**Task goal**: From the listing below, pull out every line where the string "ffffff" appears.

Dataset listings of figures:
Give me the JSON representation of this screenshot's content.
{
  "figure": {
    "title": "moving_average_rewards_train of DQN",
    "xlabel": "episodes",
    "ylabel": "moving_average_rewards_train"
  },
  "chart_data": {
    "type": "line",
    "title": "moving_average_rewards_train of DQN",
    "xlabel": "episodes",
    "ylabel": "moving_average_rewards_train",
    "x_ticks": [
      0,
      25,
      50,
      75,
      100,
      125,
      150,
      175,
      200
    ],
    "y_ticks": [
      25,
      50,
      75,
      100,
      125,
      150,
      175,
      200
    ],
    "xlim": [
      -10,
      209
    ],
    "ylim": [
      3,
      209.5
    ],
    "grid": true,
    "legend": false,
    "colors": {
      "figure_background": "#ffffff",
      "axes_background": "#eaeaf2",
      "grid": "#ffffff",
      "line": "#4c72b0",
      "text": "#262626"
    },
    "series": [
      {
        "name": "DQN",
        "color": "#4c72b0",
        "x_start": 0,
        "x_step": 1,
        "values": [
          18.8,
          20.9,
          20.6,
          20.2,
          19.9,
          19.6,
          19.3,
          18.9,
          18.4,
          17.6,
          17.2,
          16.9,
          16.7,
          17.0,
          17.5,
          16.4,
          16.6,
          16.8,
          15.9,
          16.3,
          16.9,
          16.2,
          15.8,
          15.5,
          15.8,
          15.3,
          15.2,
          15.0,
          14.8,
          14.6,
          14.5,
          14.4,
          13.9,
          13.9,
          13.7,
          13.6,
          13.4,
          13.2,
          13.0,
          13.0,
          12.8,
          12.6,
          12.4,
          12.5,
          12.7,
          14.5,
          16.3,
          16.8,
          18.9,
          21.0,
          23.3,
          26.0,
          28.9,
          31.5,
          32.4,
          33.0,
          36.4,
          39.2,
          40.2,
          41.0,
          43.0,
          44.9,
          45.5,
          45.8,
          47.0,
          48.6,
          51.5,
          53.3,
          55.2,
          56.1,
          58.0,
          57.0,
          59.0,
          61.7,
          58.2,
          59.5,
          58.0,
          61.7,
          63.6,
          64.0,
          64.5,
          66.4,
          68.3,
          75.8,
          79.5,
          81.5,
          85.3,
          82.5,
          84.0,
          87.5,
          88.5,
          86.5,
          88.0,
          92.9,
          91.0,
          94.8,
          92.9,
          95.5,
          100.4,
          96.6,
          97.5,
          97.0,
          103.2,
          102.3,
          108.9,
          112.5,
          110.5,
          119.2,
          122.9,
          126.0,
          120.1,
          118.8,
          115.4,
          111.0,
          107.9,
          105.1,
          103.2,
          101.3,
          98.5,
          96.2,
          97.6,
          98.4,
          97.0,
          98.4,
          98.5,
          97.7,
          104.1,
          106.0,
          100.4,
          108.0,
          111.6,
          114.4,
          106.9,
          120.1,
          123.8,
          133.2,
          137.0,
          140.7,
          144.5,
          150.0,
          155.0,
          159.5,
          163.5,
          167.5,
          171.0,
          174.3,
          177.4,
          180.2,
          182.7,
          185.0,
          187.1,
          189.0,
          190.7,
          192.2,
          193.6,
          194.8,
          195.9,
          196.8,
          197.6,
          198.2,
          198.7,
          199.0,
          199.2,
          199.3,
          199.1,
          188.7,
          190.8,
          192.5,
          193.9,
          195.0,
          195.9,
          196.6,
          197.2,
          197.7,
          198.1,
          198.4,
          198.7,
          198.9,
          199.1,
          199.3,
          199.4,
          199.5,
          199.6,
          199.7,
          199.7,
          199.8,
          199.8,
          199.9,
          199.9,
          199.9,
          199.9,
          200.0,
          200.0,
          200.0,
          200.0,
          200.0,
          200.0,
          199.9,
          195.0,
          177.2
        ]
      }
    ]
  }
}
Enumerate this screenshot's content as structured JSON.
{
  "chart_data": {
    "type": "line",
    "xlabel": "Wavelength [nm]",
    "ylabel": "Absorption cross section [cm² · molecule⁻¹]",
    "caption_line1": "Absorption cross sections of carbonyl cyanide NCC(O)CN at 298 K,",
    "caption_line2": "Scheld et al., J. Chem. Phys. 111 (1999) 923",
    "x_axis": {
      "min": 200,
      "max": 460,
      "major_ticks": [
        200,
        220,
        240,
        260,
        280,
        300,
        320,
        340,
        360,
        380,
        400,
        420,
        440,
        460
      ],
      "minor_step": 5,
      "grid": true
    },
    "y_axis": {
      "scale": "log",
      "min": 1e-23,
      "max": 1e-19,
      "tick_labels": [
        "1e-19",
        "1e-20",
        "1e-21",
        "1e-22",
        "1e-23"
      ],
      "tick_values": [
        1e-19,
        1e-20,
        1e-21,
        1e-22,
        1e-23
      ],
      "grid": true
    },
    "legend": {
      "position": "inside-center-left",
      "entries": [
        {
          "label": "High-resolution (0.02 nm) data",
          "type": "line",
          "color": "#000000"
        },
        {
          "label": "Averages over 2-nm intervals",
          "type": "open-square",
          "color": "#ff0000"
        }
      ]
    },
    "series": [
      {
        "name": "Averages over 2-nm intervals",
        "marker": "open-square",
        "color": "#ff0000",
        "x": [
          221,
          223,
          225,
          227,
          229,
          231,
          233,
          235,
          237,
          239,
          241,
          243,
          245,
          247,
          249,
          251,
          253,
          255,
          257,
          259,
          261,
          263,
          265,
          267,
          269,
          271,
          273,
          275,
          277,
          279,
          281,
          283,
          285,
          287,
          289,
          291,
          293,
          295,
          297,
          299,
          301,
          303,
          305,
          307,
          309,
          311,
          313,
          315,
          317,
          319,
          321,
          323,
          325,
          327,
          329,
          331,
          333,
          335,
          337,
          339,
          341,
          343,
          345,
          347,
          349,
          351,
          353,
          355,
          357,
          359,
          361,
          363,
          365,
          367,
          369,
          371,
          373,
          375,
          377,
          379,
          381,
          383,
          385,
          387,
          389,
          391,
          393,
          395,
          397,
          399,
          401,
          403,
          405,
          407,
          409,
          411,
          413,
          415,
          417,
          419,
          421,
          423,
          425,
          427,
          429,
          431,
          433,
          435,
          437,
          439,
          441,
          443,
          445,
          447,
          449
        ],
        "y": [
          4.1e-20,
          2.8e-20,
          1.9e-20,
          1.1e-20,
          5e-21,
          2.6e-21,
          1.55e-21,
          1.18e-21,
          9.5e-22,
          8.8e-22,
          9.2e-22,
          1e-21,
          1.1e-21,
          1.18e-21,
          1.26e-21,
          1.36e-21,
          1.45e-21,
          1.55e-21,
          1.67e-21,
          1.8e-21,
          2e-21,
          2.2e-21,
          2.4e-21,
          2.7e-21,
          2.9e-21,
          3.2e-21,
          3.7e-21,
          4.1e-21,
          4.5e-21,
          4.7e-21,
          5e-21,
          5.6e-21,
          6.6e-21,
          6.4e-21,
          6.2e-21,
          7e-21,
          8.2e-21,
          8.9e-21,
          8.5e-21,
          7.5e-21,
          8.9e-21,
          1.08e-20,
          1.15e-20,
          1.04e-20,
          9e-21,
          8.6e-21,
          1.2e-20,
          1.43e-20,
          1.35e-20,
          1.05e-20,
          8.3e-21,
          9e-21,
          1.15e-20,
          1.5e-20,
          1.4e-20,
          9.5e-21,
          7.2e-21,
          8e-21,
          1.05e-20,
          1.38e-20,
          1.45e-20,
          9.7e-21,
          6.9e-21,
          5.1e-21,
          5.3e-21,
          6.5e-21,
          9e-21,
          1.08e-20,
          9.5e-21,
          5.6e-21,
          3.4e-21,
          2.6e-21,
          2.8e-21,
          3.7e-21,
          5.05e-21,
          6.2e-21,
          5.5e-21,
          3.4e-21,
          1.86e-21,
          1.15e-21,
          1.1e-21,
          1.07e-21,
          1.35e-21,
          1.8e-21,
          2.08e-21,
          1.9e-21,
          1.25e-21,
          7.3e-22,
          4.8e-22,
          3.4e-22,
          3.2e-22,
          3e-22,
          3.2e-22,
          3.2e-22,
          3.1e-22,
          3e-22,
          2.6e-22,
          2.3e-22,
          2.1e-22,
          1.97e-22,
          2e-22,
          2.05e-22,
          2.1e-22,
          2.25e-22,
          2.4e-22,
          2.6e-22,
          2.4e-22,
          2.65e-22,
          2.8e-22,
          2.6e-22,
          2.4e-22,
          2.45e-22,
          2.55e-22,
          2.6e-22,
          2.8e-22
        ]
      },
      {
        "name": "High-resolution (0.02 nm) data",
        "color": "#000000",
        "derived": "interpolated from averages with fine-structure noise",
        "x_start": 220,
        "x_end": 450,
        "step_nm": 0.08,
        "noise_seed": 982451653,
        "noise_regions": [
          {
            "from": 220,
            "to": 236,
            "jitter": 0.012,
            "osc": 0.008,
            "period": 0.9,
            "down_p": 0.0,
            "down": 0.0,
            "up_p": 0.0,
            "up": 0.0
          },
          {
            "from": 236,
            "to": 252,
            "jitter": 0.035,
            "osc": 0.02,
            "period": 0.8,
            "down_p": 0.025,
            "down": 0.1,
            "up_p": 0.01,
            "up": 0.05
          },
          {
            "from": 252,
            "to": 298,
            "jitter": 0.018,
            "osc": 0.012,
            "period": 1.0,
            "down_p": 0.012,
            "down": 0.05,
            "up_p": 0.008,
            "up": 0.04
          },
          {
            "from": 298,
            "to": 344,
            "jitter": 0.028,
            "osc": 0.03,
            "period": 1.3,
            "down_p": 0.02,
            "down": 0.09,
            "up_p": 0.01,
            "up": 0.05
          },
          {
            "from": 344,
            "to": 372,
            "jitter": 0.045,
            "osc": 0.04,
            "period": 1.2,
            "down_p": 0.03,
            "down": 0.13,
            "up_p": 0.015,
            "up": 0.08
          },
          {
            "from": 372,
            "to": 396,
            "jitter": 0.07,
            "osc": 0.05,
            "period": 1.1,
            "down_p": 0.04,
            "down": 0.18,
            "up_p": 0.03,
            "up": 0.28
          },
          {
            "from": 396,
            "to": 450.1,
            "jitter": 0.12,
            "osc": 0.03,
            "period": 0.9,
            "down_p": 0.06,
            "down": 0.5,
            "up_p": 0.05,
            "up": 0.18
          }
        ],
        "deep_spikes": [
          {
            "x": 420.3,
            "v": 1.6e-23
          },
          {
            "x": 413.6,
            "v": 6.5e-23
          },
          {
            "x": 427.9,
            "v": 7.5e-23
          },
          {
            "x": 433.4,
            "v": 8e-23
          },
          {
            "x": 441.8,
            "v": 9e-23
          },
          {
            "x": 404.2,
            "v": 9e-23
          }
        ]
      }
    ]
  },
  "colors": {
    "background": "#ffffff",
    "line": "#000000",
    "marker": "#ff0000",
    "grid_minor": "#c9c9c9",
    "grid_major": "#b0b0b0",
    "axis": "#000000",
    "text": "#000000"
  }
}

**Correct answer**:
      "figure_background": "#ffffff",
      "grid": "#ffffff",
    "background": "#ffffff",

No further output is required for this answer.